GIVEN REQUEST: Write out all of the data without omission, exactly as shown.

Data items:
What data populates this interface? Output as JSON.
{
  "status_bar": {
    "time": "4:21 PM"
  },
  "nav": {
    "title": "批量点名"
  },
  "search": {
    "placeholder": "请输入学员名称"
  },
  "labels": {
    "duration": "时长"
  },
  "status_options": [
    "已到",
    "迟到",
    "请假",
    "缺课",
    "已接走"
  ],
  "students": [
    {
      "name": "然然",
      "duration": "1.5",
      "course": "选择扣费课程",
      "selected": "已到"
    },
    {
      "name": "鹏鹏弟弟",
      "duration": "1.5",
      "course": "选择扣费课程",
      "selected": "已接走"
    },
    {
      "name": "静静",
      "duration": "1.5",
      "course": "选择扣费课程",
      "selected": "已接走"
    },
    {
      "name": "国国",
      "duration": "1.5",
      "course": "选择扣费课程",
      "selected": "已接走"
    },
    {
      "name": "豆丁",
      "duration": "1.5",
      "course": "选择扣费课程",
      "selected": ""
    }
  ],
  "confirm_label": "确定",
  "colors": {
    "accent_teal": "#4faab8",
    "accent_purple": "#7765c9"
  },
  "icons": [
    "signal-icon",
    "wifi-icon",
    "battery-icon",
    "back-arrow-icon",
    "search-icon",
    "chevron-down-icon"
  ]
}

EXERCISE SOLUTION:
What data populates this interface? Output as JSON.
{
  "status_bar": {
    "time": "4:21 PM"
  },
  "nav": {
    "title": "批量点名"
  },
  "search": {
    "placeholder": "请输入学员名称"
  },
  "labels": {
    "duration": "时长"
  },
  "status_options": [
    "已到",
    "迟到",
    "请假",
    "缺课",
    "已接走"
  ],
  "students": [
    {
      "name": "然然",
      "duration": "1.5",
      "course": "选择扣费课程",
      "selected": "已到"
    },
    {
      "name": "鹏鹏弟弟",
      "duration": "1.5",
      "course": "选择扣费课程",
      "selected": "已接走"
    },
    {
      "name": "静静",
      "duration": "1.5",
      "course": "选择扣费课程",
      "selected": "已接走"
    },
    {
      "name": "国国",
      "duration": "1.5",
      "course": "选择扣费课程",
      "selected": "已接走"
    },
    {
      "name": "豆丁",
      "duration": "1.5",
      "course": "选择扣费课程",
      "selected": ""
    }
  ],
  "confirm_label": "确定",
  "colors": {
    "accent_teal": "#4faab8",
    "accent_purple": "#7765c9"
  },
  "icons": [
    "signal-icon",
    "wifi-icon",
    "battery-icon",
    "back-arrow-icon",
    "search-icon",
    "chevron-down-icon"
  ]
}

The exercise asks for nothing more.